- _EXERCISE PROMPT_
What you return must match the records exactly, with every line included.
-------- RECORDED INFORMATION --------
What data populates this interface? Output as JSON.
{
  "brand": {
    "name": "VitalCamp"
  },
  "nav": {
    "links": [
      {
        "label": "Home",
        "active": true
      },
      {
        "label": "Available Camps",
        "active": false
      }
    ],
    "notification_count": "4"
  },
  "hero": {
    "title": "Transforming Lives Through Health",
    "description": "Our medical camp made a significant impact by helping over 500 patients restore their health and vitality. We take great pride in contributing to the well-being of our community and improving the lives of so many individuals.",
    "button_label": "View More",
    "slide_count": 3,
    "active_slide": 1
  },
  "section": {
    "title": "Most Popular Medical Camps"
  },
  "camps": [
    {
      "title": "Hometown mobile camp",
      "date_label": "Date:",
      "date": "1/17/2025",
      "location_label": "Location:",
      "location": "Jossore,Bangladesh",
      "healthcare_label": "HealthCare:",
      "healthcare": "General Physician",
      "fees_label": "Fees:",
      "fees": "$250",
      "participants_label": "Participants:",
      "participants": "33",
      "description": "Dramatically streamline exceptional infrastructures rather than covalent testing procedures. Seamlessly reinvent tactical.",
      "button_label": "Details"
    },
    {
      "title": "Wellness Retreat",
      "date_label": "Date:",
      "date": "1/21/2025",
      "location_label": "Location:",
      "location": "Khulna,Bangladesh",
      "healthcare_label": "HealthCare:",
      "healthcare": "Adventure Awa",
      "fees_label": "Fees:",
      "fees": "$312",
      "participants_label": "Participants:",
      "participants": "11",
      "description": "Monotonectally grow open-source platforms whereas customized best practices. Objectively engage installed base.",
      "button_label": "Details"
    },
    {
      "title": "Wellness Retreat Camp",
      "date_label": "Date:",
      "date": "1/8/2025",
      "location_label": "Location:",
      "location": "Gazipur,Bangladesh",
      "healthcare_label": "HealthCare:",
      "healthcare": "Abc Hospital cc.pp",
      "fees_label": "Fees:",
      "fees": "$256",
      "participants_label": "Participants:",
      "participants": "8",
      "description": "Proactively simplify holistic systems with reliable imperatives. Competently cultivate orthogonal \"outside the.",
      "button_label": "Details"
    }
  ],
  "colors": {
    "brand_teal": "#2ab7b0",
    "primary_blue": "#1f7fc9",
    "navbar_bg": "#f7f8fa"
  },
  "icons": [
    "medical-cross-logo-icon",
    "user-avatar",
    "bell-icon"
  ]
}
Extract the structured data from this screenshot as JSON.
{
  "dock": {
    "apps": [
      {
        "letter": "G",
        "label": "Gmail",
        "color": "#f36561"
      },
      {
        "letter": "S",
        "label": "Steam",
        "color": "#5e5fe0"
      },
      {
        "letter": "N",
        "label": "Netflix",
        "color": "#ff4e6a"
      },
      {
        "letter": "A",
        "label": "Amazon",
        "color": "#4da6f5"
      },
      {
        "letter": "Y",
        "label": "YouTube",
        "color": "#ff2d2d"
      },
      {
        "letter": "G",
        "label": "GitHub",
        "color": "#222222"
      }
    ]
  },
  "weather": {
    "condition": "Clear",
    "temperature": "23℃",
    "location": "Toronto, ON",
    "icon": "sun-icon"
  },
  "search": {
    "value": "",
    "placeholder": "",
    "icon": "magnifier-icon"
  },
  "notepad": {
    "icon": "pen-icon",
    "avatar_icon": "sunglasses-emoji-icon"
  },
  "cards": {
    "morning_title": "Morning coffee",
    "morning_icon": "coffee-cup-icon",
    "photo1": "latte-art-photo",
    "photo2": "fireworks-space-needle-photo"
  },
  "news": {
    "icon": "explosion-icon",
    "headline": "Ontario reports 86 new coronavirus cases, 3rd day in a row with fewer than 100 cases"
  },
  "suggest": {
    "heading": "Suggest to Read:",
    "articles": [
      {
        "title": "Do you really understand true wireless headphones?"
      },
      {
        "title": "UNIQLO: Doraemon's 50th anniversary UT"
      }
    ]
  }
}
--------
- _ANSWER_
What data populates this interface? Output as JSON.
{
  "brand": {
    "name": "VitalCamp"
  },
  "nav": {
    "links": [
      {
        "label": "Home",
        "active": true
      },
      {
        "label": "Available Camps",
        "active": false
      }
    ],
    "notification_count": "4"
  },
  "hero": {
    "title": "Transforming Lives Through Health",
    "description": "Our medical camp made a significant impact by helping over 500 patients restore their health and vitality. We take great pride in contributing to the well-being of our community and improving the lives of so many individuals.",
    "button_label": "View More",
    "slide_count": 3,
    "active_slide": 1
  },
  "section": {
    "title": "Most Popular Medical Camps"
  },
  "camps": [
    {
      "title": "Hometown mobile camp",
      "date_label": "Date:",
      "date": "1/17/2025",
      "location_label": "Location:",
      "location": "Jossore,Bangladesh",
      "healthcare_label": "HealthCare:",
      "healthcare": "General Physician",
      "fees_label": "Fees:",
      "fees": "$250",
      "participants_label": "Participants:",
      "participants": "33",
      "description": "Dramatically streamline exceptional infrastructures rather than covalent testing procedures. Seamlessly reinvent tactical.",
      "button_label": "Details"
    },
    {
      "title": "Wellness Retreat",
      "date_label": "Date:",
      "date": "1/21/2025",
      "location_label": "Location:",
      "location": "Khulna,Bangladesh",
      "healthcare_label": "HealthCare:",
      "healthcare": "Adventure Awa",
      "fees_label": "Fees:",
      "fees": "$312",
      "participants_label": "Participants:",
      "participants": "11",
      "description": "Monotonectally grow open-source platforms whereas customized best practices. Objectively engage installed base.",
      "button_label": "Details"
    },
    {
      "title": "Wellness Retreat Camp",
      "date_label": "Date:",
      "date": "1/8/2025",
      "location_label": "Location:",
      "location": "Gazipur,Bangladesh",
      "healthcare_label": "HealthCare:",
      "healthcare": "Abc Hospital cc.pp",
      "fees_label": "Fees:",
      "fees": "$256",
      "participants_label": "Participants:",
      "participants": "8",
      "description": "Proactively simplify holistic systems with reliable imperatives. Competently cultivate orthogonal \"outside the.",
      "button_label": "Details"
    }
  ],
  "colors": {
    "brand_teal": "#2ab7b0",
    "primary_blue": "#1f7fc9",
    "navbar_bg": "#f7f8fa"
  },
  "icons": [
    "medical-cross-logo-icon",
    "user-avatar",
    "bell-icon"
  ]
}
Extract the structured data from this screenshot as JSON.
{
  "dock": {
    "apps": [
      {
        "letter": "G",
        "label": "Gmail",
        "color": "#f36561"
      },
      {
        "letter": "S",
        "label": "Steam",
        "color": "#5e5fe0"
      },
      {
        "letter": "N",
        "label": "Netflix",
        "color": "#ff4e6a"
      },
      {
        "letter": "A",
        "label": "Amazon",
        "color": "#4da6f5"
      },
      {
        "letter": "Y",
        "label": "YouTube",
        "color": "#ff2d2d"
      },
      {
        "letter": "G",
        "label": "GitHub",
        "color": "#222222"
      }
    ]
  },
  "weather": {
    "condition": "Clear",
    "temperature": "23℃",
    "location": "Toronto, ON",
    "icon": "sun-icon"
  },
  "search": {
    "value": "",
    "placeholder": "",
    "icon": "magnifier-icon"
  },
  "notepad": {
    "icon": "pen-icon",
    "avatar_icon": "sunglasses-emoji-icon"
  },
  "cards": {
    "morning_title": "Morning coffee",
    "morning_icon": "coffee-cup-icon",
    "photo1": "latte-art-photo",
    "photo2": "fireworks-space-needle-photo"
  },
  "news": {
    "icon": "explosion-icon",
    "headline": "Ontario reports 86 new coronavirus cases, 3rd day in a row with fewer than 100 cases"
  },
  "suggest": {
    "heading": "Suggest to Read:",
    "articles": [
      {
        "title": "Do you really understand true wireless headphones?"
      },
      {
        "title": "UNIQLO: Doraemon's 50th anniversary UT"
      }
    ]
  }
}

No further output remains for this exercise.